● **Given request**: Keep the pictures out of the copy and repeat the records exactly.

* * * *

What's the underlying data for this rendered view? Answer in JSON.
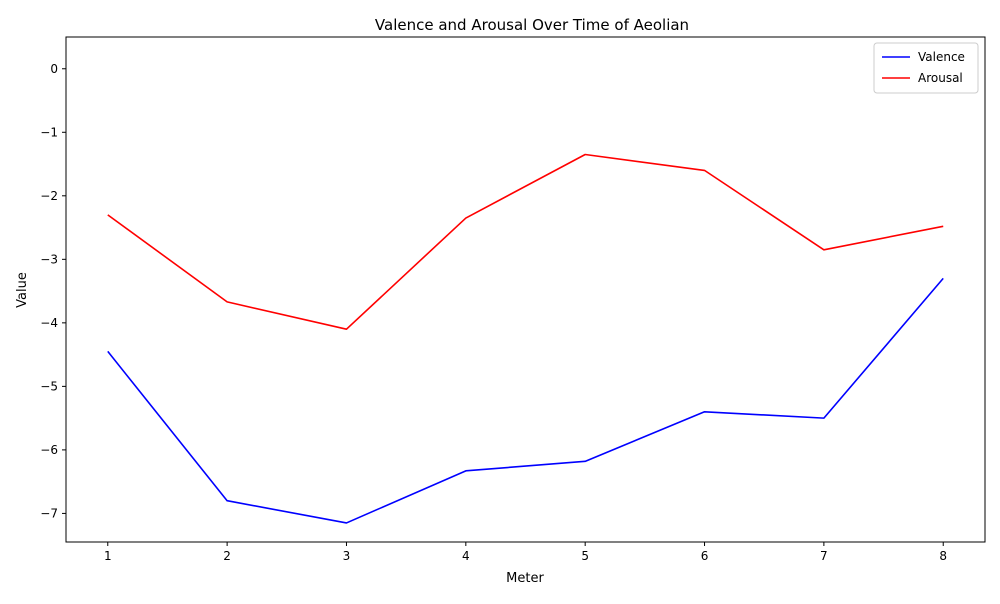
{
  "chart_data": {
    "type": "line",
    "title": "Valence and Arousal Over Time of Aeolian",
    "xlabel": "Meter",
    "ylabel": "Value",
    "x": [
      1,
      2,
      3,
      4,
      5,
      6,
      7,
      8
    ],
    "xlim": [
      0.65,
      8.35
    ],
    "ylim": [
      -7.45,
      0.5
    ],
    "xticks": [
      1,
      2,
      3,
      4,
      5,
      6,
      7,
      8
    ],
    "yticks": [
      0,
      -1,
      -2,
      -3,
      -4,
      -5,
      -6,
      -7
    ],
    "ytick_labels": [
      "0",
      "−1",
      "−2",
      "−3",
      "−4",
      "−5",
      "−6",
      "−7"
    ],
    "legend_position": "top-right",
    "grid": false,
    "series": [
      {
        "name": "Valence",
        "color": "#0000ff",
        "values": [
          -4.45,
          -6.8,
          -7.15,
          -6.33,
          -6.18,
          -5.4,
          -5.5,
          -3.3
        ]
      },
      {
        "name": "Arousal",
        "color": "#ff0000",
        "values": [
          -2.3,
          -3.67,
          -4.1,
          -2.35,
          -1.35,
          -1.6,
          -2.85,
          -2.48
        ]
      }
    ]
  }
}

* * * *

● **Solved problem**:
What's the underlying data for this rendered view? Answer in JSON.
{
  "chart_data": {
    "type": "line",
    "title": "Valence and Arousal Over Time of Aeolian",
    "xlabel": "Meter",
    "ylabel": "Value",
    "x": [
      1,
      2,
      3,
      4,
      5,
      6,
      7,
      8
    ],
    "xlim": [
      0.65,
      8.35
    ],
    "ylim": [
      -7.45,
      0.5
    ],
    "xticks": [
      1,
      2,
      3,
      4,
      5,
      6,
      7,
      8
    ],
    "yticks": [
      0,
      -1,
      -2,
      -3,
      -4,
      -5,
      -6,
      -7
    ],
    "ytick_labels": [
      "0",
      "−1",
      "−2",
      "−3",
      "−4",
      "−5",
      "−6",
      "−7"
    ],
    "legend_position": "top-right",
    "grid": false,
    "series": [
      {
        "name": "Valence",
        "color": "#0000ff",
        "values": [
          -4.45,
          -6.8,
          -7.15,
          -6.33,
          -6.18,
          -5.4,
          -5.5,
          -3.3
        ]
      },
      {
        "name": "Arousal",
        "color": "#ff0000",
        "values": [
          -2.3,
          -3.67,
          -4.1,
          -2.35,
          -1.35,
          -1.6,
          -2.85,
          -2.48
        ]
      }
    ]
  }
}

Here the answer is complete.